Problem description » Pick out all lines of the entries that include the word "content" and copy them.

Stored data
^^^^^^^^

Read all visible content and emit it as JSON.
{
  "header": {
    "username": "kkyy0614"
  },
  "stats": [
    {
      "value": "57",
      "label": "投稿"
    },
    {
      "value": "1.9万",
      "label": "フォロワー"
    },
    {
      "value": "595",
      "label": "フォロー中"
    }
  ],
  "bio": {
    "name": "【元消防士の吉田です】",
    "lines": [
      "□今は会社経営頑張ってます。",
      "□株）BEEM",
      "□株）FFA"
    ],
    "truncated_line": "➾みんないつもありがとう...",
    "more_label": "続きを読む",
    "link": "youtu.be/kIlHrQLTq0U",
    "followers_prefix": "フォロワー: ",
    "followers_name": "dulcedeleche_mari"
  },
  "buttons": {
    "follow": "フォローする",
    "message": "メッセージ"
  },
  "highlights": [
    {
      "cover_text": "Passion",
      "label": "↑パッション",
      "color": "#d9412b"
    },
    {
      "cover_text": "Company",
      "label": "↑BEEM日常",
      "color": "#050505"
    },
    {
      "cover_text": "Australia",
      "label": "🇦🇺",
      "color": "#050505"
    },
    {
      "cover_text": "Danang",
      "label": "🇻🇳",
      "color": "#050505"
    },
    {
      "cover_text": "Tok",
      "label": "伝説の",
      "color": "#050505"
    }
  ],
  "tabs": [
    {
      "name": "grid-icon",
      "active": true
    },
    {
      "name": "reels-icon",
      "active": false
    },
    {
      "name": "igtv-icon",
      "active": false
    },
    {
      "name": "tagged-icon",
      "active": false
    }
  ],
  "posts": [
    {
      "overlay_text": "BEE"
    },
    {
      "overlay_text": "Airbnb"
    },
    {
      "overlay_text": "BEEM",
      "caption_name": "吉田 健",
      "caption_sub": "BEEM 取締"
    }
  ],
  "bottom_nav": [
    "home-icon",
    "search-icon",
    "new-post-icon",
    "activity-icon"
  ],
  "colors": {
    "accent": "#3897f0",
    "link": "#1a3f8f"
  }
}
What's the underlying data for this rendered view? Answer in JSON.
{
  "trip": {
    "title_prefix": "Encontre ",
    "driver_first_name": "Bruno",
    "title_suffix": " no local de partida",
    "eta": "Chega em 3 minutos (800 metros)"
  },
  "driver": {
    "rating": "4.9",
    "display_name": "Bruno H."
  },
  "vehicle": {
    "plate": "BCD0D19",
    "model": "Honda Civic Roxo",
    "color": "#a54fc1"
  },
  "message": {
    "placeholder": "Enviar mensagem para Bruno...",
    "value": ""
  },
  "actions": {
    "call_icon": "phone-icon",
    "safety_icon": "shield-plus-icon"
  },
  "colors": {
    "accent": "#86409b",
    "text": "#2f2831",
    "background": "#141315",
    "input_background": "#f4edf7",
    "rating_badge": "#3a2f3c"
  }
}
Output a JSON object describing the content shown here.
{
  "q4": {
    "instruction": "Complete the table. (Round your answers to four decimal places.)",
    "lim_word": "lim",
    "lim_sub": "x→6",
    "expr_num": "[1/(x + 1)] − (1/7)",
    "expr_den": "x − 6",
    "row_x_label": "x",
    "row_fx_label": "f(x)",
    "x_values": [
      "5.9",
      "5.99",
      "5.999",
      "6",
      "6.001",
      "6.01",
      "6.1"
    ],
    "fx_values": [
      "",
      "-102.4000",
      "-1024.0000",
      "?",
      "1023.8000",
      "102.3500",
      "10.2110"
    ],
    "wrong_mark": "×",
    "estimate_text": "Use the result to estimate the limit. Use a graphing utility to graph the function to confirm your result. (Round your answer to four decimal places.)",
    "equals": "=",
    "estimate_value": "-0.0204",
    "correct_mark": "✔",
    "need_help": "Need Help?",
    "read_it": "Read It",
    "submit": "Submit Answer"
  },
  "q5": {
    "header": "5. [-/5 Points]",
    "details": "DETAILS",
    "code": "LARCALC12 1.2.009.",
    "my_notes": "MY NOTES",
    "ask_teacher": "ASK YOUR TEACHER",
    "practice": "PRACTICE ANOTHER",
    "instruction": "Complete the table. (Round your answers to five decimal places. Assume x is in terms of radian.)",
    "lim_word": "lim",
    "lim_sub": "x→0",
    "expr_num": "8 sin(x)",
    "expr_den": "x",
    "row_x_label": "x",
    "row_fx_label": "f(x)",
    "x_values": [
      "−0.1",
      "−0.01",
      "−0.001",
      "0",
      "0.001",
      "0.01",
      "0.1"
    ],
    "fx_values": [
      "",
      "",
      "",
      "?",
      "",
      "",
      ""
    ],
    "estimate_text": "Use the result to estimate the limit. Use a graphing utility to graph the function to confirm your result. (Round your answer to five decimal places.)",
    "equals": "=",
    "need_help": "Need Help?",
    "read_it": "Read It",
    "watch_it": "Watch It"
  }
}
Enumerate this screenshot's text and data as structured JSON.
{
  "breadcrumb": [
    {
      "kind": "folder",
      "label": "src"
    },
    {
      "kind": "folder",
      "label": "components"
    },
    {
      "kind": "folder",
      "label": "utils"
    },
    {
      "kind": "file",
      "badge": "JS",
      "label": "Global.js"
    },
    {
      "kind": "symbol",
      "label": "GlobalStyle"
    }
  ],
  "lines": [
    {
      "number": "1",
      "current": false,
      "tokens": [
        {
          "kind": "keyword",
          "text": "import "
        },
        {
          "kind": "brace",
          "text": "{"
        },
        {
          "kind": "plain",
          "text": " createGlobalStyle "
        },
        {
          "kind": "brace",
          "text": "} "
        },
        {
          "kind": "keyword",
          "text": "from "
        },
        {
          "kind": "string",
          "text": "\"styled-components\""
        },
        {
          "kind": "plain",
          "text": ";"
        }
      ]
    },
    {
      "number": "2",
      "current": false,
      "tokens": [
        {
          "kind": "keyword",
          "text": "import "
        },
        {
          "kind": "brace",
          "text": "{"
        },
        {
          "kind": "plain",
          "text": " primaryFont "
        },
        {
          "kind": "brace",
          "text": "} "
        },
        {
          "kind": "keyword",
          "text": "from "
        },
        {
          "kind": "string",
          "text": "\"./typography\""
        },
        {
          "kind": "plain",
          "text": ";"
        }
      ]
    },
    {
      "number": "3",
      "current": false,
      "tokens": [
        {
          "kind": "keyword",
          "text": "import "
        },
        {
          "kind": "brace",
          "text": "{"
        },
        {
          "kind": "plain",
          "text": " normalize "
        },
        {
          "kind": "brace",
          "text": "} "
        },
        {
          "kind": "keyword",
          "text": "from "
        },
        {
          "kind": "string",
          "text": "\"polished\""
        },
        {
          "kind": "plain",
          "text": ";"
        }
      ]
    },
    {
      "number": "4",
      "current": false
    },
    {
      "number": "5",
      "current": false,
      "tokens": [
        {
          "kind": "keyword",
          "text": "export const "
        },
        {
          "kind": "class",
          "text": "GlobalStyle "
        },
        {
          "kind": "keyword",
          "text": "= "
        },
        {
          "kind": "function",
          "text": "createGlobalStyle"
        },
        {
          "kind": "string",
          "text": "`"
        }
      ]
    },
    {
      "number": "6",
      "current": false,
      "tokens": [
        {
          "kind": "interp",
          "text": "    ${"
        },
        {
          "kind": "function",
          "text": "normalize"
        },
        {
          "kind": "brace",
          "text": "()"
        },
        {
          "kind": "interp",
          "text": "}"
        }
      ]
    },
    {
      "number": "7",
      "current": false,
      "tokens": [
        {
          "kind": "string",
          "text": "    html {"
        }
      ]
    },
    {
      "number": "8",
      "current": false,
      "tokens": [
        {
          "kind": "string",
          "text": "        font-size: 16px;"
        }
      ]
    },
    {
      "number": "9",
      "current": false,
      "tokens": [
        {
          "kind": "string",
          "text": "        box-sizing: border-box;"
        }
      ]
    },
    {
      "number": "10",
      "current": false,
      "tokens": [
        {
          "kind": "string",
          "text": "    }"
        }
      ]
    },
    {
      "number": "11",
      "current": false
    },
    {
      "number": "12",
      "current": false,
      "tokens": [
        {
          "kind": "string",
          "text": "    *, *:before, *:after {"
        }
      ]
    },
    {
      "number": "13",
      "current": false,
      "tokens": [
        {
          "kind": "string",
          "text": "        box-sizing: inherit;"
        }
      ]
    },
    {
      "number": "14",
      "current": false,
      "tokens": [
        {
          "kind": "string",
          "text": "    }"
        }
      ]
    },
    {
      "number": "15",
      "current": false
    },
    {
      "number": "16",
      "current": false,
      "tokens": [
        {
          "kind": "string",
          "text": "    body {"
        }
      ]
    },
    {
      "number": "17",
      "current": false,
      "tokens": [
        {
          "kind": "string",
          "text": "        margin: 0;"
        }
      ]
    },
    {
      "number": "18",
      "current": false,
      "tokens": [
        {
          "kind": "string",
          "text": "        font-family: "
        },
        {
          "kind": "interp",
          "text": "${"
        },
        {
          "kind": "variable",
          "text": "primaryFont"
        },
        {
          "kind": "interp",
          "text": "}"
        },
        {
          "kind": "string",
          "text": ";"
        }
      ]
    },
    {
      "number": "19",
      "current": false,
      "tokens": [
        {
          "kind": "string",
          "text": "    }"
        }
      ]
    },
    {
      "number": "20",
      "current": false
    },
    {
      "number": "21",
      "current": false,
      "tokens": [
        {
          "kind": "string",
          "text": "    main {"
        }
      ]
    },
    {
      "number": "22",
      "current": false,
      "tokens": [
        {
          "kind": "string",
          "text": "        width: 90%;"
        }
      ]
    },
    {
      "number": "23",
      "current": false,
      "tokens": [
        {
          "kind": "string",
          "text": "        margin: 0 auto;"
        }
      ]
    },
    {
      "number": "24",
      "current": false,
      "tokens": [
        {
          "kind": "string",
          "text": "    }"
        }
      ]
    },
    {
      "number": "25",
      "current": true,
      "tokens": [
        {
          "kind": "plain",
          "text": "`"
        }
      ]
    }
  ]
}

^^^^^^^^

Exercise output »
Read all visible content and emit it as JSON.
Output a JSON object describing the content shown here.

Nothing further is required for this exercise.